■ **Short task**
Copy, from the entries below, each line in which the string "TOTVS" appears.

■ **Recorded information**
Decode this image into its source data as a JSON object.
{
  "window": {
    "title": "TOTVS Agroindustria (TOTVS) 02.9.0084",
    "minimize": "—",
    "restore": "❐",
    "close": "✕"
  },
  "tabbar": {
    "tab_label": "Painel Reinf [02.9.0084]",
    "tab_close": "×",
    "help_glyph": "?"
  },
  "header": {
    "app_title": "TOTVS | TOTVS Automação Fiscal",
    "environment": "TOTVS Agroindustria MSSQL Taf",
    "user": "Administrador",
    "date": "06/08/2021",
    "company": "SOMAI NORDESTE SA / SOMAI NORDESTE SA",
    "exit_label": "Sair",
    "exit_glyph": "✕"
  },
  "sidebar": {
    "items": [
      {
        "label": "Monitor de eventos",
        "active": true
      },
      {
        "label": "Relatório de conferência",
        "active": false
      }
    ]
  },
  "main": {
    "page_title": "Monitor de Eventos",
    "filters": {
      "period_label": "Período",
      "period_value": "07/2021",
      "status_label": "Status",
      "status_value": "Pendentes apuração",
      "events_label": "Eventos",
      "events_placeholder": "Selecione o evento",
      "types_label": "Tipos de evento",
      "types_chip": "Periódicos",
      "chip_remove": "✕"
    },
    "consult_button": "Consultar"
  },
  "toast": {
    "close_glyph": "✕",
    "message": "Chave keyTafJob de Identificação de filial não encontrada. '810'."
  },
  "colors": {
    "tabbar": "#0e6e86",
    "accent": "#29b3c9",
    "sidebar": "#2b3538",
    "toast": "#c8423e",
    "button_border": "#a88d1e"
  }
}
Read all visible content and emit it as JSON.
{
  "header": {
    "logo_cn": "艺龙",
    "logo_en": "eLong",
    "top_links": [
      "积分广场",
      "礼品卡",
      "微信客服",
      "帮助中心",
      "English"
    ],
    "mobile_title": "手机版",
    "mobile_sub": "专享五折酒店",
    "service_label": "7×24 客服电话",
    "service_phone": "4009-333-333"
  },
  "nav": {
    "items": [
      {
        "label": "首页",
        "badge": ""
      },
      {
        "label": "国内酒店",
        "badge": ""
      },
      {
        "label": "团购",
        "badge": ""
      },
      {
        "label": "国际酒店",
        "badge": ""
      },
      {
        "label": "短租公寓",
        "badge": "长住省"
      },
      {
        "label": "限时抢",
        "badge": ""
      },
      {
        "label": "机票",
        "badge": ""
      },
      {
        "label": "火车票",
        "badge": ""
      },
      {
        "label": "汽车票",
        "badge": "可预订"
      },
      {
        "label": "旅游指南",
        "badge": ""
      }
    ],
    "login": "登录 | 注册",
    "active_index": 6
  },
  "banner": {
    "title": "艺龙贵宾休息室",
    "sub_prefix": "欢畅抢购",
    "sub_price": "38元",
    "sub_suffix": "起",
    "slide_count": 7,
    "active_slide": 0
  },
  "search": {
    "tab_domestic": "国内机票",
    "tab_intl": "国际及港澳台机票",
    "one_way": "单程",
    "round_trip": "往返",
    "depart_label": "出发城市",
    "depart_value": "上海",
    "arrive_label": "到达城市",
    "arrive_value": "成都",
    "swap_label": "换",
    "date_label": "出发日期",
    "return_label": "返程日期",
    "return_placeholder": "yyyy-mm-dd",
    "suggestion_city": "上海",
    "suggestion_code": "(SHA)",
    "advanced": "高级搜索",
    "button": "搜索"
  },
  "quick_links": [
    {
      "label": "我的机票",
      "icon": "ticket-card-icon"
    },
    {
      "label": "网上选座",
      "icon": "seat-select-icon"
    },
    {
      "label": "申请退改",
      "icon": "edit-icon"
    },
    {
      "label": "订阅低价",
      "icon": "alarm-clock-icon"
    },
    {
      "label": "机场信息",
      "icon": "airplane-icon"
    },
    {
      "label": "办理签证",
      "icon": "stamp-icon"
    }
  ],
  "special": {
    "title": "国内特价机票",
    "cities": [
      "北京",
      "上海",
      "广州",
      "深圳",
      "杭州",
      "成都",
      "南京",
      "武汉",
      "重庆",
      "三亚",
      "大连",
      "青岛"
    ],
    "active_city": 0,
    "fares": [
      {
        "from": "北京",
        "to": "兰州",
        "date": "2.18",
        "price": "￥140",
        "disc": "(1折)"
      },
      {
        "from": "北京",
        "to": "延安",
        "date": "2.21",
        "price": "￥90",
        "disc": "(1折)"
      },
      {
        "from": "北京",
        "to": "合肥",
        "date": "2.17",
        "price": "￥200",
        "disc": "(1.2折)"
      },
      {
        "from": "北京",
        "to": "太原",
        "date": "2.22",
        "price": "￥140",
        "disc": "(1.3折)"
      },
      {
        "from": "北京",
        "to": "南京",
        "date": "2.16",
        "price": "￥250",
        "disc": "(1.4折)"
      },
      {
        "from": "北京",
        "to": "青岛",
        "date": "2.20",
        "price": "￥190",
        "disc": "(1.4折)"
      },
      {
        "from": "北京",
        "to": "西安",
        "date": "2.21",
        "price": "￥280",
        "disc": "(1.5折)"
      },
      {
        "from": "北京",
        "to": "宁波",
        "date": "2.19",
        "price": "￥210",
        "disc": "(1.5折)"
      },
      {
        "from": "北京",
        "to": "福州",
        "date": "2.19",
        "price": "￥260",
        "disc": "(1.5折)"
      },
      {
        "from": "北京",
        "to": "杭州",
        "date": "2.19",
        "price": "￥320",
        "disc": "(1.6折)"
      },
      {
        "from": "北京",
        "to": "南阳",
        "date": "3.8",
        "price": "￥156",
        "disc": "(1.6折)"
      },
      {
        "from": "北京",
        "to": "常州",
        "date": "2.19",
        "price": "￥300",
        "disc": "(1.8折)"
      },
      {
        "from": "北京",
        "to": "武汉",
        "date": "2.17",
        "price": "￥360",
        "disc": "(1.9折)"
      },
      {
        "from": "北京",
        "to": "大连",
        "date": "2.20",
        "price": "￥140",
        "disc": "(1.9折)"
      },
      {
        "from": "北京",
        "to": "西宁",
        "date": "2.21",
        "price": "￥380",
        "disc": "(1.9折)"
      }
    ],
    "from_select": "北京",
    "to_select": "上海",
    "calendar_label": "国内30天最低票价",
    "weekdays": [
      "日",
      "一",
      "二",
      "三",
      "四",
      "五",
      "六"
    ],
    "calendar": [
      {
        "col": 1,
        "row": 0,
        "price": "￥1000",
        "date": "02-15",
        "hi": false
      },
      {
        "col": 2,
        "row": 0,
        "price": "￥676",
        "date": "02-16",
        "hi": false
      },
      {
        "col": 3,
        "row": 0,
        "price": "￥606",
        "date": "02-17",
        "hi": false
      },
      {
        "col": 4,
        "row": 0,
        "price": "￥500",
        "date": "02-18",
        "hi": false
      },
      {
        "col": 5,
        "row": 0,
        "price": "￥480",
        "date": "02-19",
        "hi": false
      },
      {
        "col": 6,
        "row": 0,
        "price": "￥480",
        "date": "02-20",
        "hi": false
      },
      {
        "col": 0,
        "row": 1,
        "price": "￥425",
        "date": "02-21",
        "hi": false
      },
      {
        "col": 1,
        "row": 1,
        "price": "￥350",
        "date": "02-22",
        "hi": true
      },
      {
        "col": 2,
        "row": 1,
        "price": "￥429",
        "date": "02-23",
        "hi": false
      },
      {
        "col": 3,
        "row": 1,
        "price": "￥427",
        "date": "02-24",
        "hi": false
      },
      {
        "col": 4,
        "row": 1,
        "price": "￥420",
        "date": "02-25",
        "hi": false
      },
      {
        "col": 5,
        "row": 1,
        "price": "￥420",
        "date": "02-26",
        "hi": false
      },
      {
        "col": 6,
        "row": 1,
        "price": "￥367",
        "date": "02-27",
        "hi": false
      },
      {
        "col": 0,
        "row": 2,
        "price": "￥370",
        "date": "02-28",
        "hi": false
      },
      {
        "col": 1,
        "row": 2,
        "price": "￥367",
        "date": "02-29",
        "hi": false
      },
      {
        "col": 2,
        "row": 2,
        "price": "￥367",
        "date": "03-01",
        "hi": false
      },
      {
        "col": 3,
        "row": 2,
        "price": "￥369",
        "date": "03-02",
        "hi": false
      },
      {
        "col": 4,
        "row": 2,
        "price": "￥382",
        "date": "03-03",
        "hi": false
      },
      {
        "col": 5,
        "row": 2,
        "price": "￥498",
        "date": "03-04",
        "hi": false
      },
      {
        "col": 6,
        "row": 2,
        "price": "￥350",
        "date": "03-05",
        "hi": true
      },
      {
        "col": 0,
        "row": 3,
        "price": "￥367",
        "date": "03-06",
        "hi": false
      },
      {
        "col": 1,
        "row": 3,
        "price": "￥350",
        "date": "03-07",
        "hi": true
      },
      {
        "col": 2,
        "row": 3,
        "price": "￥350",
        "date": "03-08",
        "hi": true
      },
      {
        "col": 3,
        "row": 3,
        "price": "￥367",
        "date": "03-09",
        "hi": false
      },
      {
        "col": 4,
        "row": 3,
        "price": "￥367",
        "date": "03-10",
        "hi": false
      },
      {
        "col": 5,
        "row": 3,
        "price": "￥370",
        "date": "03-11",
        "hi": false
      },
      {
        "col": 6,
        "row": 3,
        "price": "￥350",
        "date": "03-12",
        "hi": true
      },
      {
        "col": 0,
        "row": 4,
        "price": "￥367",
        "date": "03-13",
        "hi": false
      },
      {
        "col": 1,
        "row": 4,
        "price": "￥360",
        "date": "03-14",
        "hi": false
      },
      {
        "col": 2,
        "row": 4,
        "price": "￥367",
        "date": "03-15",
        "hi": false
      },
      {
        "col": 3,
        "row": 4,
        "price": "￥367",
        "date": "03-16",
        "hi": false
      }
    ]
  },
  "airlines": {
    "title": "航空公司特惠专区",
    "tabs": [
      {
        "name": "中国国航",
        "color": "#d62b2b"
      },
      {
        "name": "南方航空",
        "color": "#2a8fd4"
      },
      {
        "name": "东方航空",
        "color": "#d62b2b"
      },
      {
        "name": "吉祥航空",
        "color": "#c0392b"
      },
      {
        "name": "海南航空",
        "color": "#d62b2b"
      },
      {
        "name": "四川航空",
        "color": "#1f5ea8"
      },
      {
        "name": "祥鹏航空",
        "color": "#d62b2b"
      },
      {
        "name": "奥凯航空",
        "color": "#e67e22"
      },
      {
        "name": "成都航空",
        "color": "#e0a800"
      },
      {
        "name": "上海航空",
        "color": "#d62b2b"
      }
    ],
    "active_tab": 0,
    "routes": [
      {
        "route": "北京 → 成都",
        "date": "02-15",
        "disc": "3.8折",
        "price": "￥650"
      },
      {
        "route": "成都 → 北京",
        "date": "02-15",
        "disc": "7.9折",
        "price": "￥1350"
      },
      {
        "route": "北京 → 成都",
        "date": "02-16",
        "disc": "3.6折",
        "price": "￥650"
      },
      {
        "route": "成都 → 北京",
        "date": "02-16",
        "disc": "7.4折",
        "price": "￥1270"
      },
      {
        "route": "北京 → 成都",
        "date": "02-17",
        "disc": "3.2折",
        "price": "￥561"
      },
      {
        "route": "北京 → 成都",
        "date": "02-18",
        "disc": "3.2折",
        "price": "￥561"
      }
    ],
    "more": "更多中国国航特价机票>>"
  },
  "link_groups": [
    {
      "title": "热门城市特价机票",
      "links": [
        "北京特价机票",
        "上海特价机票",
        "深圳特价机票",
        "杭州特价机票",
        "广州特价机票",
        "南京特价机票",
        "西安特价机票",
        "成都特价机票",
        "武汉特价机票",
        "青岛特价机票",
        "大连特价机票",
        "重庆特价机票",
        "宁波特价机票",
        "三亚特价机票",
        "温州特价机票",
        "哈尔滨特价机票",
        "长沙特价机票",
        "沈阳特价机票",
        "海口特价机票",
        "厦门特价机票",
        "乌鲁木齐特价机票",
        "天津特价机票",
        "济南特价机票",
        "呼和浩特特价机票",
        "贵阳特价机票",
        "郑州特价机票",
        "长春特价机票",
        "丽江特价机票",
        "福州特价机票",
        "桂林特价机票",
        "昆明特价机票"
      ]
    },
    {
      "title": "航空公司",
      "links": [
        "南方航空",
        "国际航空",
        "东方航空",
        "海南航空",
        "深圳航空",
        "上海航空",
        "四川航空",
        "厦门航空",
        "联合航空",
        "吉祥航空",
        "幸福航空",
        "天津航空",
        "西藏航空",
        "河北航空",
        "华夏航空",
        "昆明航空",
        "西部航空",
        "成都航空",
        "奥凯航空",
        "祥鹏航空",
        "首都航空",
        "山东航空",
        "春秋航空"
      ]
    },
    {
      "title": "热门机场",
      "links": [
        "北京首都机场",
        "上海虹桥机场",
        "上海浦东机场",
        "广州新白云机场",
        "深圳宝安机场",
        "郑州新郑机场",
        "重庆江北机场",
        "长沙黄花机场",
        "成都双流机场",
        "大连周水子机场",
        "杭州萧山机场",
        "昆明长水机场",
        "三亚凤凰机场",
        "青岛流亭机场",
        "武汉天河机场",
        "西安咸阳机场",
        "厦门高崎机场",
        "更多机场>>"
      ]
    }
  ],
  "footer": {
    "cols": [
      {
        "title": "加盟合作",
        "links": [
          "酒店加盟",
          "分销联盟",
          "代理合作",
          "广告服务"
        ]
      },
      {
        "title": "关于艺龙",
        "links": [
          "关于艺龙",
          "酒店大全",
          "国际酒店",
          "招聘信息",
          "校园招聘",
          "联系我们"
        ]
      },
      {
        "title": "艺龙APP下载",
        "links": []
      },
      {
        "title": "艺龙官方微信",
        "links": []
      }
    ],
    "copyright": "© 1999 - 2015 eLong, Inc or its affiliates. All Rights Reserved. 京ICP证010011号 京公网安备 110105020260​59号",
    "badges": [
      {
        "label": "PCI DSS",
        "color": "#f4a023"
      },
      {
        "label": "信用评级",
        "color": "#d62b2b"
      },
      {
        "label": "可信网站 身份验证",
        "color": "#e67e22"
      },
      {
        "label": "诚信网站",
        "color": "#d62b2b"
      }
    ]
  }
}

■ **Full answer**
    "title": "TOTVS Agroindustria (TOTVS) 02.9.0084",
    "app_title": "TOTVS | TOTVS Automação Fiscal",
    "environment": "TOTVS Agroindustria MSSQL Taf",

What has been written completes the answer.